◆ What the exercise asks
Tally the lines that contain "векторов" and report the total alone.

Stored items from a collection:
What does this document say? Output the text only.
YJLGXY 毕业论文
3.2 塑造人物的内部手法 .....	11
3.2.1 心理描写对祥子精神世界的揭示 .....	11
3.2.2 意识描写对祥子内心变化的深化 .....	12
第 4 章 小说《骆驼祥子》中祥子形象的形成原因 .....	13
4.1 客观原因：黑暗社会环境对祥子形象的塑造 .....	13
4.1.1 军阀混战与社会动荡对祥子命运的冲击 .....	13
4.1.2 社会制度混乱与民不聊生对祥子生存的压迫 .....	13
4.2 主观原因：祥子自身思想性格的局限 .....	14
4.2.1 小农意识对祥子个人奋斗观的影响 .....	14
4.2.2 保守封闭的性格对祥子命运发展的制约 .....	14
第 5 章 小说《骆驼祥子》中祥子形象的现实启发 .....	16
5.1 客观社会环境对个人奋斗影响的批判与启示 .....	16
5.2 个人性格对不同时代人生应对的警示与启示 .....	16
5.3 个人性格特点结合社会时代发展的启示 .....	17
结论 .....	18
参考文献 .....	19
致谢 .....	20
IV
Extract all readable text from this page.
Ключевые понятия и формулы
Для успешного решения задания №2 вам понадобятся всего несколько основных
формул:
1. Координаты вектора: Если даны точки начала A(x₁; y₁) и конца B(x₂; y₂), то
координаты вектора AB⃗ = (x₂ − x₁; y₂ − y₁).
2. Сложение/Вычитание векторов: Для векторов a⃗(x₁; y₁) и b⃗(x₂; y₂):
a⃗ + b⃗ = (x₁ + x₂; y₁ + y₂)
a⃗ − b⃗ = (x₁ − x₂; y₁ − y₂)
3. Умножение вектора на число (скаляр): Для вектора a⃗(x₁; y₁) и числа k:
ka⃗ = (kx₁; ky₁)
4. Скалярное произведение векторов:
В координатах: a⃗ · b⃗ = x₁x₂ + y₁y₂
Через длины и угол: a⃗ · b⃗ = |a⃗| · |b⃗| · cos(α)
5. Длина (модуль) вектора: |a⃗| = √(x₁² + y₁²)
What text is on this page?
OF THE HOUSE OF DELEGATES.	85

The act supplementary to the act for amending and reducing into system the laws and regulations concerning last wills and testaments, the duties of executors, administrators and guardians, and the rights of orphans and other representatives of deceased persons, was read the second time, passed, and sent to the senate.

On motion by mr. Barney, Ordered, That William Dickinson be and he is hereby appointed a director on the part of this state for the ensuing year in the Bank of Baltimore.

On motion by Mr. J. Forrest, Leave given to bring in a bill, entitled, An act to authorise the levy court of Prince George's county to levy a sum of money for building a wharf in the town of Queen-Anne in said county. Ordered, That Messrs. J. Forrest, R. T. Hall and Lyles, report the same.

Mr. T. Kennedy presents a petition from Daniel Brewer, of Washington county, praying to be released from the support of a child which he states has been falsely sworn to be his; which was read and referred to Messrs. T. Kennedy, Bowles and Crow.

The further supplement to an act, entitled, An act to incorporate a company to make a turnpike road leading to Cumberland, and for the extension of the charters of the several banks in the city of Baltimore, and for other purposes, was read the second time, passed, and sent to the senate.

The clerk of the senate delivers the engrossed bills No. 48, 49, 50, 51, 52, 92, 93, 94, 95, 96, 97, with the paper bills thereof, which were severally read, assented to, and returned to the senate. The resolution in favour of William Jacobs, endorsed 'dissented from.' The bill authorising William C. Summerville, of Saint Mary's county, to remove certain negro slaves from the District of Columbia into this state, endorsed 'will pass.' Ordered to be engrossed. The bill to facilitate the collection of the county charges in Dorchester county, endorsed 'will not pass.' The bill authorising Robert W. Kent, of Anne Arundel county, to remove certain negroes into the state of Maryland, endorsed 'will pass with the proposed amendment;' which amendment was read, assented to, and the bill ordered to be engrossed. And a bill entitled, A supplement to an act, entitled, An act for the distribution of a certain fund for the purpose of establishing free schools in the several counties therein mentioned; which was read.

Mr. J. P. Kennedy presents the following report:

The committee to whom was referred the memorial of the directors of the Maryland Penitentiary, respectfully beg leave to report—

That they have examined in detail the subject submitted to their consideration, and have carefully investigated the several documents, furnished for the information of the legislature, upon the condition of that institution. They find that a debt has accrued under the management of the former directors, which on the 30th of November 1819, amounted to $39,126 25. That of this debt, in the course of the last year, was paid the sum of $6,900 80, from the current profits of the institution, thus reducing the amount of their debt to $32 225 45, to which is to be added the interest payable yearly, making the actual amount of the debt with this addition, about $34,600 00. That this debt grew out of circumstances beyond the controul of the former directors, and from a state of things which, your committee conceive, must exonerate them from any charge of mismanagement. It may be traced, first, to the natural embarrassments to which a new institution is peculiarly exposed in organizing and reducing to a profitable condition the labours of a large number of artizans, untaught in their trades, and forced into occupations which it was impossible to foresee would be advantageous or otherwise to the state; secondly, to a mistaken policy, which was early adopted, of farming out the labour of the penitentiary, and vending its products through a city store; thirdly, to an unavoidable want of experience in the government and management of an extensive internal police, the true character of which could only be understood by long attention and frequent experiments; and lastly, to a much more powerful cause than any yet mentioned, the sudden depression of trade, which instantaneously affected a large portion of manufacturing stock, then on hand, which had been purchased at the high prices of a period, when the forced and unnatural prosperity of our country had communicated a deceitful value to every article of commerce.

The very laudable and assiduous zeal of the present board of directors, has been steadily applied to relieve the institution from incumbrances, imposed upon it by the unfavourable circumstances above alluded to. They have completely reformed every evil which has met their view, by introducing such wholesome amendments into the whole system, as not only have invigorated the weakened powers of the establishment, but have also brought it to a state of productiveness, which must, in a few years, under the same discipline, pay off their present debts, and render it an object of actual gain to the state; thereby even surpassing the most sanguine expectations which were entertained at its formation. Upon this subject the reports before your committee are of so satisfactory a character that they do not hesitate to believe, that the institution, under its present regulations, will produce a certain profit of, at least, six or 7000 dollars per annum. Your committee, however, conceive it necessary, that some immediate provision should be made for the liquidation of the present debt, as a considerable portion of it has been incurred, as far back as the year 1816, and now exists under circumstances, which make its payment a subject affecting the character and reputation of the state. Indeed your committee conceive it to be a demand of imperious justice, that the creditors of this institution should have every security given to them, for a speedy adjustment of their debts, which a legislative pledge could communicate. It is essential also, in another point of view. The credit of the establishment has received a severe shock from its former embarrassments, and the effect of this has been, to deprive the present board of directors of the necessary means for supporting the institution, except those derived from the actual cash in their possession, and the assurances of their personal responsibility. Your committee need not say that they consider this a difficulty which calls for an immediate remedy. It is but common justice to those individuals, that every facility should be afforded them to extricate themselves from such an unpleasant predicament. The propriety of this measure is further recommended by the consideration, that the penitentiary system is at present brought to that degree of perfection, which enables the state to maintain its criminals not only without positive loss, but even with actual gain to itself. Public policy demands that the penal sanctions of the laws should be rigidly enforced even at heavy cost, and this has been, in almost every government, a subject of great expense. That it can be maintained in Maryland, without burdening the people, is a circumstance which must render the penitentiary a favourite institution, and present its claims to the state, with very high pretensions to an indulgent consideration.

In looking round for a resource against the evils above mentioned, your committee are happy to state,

◆ Full output
2